OBJECTIVE ▸ From the data that follows, copy every line holding the string "двенадцатом".

--- begin DATA SECTION ---

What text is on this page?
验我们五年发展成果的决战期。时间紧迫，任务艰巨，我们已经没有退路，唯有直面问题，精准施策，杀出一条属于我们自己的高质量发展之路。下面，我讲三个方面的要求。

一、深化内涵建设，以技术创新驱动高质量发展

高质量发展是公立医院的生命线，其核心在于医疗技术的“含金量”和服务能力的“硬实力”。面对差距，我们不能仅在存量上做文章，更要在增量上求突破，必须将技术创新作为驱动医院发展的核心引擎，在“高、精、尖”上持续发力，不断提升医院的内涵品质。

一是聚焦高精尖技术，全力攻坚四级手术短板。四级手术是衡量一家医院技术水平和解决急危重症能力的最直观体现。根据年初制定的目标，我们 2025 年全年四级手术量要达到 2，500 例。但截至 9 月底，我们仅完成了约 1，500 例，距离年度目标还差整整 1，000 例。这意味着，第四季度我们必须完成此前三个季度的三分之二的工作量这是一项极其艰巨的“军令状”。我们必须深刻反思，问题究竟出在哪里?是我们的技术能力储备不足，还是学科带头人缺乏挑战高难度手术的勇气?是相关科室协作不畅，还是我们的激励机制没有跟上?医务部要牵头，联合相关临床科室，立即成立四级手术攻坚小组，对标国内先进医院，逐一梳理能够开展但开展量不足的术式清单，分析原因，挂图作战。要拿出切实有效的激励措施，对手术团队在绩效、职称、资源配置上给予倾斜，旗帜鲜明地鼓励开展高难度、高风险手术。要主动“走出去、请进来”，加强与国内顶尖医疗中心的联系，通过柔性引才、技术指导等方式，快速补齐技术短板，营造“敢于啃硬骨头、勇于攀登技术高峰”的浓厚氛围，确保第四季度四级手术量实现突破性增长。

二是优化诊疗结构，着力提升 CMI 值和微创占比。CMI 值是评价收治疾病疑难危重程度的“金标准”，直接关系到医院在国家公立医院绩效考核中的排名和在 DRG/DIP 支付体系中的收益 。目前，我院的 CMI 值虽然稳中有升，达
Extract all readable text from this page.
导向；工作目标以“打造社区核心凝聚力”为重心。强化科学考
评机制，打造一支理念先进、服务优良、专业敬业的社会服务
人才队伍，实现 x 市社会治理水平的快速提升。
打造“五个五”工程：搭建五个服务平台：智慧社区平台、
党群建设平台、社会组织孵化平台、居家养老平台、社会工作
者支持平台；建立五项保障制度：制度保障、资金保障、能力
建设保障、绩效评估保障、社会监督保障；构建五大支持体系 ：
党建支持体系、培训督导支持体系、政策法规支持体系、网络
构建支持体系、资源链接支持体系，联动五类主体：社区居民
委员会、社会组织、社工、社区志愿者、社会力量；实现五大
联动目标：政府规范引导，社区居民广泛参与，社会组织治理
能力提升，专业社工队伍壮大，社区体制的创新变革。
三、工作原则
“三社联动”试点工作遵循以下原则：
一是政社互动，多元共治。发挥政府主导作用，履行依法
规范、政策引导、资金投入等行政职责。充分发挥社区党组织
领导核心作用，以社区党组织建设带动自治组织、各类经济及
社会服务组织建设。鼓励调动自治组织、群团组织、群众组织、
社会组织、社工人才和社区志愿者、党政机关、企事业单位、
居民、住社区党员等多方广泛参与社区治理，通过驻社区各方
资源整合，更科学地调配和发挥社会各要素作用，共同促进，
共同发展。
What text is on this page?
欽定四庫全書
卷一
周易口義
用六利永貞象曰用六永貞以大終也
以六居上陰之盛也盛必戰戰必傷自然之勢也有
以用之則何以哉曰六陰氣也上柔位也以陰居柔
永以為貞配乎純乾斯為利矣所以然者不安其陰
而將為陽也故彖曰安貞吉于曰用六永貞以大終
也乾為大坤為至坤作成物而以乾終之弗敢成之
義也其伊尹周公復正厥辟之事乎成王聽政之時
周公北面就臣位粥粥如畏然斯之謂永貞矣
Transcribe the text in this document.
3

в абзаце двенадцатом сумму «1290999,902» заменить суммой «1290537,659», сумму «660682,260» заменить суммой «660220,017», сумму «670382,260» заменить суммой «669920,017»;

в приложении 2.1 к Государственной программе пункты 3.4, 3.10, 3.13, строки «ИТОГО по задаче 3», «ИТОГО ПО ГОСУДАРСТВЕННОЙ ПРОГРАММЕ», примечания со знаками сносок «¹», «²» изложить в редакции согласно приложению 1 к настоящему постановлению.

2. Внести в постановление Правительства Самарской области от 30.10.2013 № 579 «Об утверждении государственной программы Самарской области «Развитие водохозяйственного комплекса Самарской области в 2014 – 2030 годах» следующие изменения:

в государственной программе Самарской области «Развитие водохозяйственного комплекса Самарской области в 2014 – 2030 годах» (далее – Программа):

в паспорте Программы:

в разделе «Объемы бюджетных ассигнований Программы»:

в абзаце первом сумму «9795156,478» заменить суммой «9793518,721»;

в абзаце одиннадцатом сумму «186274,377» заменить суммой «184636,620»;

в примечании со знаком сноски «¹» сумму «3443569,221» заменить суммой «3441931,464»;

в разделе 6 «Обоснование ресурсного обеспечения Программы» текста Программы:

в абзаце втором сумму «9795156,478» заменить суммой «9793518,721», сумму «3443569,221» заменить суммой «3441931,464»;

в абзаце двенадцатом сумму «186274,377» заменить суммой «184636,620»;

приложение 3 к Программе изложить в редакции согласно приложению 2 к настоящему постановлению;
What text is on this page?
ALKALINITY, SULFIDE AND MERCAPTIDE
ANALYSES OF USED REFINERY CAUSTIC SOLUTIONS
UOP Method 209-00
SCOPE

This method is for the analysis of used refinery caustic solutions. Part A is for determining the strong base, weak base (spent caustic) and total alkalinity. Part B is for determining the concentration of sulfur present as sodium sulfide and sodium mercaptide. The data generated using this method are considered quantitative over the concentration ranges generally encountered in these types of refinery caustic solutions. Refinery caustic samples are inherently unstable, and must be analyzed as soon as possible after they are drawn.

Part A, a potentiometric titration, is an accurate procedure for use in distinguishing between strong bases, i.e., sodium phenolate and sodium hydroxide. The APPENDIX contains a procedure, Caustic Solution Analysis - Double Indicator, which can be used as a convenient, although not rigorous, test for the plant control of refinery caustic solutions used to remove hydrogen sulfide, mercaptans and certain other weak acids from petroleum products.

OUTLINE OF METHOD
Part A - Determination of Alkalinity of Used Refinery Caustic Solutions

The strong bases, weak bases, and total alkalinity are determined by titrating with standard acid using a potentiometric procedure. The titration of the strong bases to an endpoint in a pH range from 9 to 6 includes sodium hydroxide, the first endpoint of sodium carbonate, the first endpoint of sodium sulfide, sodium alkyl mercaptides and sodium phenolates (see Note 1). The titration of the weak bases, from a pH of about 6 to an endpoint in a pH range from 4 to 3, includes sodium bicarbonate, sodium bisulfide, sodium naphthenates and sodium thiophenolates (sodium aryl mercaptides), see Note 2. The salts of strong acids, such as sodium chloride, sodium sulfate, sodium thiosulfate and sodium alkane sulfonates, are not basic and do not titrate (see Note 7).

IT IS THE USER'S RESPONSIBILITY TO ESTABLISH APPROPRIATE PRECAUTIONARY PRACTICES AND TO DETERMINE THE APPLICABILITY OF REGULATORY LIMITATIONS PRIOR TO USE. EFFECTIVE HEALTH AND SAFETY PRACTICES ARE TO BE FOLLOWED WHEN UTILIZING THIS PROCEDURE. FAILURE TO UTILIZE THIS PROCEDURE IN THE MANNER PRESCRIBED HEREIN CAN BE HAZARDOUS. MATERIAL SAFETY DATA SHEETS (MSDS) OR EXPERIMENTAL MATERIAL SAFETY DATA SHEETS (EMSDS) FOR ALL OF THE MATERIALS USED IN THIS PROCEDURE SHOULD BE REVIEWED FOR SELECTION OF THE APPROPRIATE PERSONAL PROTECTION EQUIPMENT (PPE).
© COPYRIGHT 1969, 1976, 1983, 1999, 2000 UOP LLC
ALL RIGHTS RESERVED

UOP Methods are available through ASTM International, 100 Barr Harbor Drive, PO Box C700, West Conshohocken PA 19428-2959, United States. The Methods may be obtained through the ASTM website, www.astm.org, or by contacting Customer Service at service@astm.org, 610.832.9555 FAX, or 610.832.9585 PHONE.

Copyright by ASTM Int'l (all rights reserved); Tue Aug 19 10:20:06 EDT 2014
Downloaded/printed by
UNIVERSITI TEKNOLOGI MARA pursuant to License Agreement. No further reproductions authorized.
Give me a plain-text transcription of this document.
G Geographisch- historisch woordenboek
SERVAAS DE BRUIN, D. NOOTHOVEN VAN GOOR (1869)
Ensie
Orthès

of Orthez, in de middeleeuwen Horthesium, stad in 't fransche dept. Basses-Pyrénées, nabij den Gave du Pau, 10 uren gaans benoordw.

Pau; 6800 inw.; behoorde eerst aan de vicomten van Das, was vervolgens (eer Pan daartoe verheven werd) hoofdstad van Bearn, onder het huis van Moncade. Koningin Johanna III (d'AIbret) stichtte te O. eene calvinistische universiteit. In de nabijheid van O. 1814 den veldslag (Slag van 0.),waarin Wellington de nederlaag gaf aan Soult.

--- end DATA SECTION ---

FULL OUTPUT ▸
в абзаце двенадцатом сумму «1290999,902» заменить суммой «1290537,659», сумму «660682,260» заменить суммой «660220,017», сумму «670382,260» заменить суммой «669920,017»;
в абзаце двенадцатом сумму «186274,377» заменить суммой «184636,620»;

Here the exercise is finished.